== What you will do ==
For the data below, work out how many lines contain the word "plain" and supply only that number.

***

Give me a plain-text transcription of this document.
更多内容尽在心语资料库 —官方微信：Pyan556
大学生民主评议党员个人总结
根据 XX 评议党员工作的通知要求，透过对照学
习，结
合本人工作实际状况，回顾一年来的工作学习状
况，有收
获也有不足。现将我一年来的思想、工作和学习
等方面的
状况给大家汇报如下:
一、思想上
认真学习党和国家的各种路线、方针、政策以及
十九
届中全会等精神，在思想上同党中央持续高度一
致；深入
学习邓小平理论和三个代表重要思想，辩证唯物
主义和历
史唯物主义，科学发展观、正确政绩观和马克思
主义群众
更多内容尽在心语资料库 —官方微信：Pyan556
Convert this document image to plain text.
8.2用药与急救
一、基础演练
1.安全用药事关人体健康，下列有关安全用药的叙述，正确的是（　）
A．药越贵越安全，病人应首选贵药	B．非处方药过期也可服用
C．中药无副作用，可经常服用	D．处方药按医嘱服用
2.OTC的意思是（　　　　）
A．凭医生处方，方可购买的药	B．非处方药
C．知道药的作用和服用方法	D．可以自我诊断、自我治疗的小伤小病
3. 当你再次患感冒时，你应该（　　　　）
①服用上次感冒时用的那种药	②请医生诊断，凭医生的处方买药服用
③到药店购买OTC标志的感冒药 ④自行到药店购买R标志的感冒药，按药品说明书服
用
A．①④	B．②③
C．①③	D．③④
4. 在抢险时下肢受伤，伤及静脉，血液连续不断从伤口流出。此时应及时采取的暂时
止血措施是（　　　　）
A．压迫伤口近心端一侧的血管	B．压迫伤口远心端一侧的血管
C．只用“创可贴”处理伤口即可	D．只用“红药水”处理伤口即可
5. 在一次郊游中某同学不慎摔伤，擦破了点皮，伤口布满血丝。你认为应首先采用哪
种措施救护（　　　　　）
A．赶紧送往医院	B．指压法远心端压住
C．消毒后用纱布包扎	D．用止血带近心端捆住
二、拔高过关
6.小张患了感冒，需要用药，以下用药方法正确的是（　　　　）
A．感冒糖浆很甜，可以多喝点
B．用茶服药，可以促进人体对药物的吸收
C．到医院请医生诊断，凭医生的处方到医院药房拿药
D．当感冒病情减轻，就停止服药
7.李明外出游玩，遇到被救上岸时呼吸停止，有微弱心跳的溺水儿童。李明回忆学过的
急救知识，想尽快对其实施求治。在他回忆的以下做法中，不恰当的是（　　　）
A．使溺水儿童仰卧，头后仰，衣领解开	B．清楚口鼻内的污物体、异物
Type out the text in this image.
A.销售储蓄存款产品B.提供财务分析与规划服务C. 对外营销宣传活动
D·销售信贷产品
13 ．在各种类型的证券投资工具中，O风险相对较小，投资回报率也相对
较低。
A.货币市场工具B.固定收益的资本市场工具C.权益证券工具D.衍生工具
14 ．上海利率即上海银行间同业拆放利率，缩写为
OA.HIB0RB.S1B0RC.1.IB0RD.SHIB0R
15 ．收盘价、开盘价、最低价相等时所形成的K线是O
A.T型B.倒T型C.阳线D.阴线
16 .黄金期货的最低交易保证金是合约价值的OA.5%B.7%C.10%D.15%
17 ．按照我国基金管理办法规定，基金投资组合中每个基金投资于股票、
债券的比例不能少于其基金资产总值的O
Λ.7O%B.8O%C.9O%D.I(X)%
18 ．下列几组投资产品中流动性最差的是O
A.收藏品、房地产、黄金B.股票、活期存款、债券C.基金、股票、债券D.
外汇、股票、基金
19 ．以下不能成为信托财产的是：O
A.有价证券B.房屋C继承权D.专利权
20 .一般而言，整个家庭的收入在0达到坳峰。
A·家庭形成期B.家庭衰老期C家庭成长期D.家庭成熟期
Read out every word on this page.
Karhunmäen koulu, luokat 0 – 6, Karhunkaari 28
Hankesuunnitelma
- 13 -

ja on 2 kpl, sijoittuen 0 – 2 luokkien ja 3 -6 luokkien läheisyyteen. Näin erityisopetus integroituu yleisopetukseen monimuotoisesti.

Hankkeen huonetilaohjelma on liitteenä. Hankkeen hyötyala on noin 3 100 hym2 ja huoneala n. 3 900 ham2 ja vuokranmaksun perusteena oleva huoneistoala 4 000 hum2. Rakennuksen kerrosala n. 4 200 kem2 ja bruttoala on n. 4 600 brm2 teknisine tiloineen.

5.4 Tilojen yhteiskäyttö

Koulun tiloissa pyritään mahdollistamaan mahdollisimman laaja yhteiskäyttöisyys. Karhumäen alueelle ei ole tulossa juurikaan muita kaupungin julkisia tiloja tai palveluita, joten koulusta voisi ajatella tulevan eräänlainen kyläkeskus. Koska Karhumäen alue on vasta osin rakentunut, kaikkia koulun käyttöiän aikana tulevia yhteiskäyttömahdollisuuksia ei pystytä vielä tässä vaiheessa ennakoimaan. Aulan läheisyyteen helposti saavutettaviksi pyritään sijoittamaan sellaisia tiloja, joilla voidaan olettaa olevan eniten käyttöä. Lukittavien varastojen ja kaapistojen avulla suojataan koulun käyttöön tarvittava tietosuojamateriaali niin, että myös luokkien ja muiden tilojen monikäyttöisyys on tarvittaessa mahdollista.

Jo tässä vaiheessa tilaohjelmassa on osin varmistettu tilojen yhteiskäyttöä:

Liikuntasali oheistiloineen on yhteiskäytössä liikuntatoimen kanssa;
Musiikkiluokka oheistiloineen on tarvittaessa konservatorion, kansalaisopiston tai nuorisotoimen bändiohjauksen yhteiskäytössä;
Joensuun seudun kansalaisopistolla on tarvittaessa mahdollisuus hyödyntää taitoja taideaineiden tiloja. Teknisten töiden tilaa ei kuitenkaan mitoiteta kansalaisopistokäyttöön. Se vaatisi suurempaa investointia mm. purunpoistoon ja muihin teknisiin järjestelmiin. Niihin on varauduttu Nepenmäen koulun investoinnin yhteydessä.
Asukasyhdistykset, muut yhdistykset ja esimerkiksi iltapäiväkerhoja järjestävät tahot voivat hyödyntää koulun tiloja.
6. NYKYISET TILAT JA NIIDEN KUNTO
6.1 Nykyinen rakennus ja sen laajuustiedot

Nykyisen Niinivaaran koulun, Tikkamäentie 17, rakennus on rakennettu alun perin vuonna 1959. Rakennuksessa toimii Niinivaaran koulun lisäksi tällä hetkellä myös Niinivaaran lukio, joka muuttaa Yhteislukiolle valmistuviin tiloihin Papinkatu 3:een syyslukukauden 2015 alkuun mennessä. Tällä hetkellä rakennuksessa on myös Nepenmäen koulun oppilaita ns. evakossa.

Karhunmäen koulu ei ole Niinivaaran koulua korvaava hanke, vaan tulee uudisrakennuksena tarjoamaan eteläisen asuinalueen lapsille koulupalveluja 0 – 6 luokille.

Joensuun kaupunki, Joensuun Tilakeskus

***

== Completed task ==
2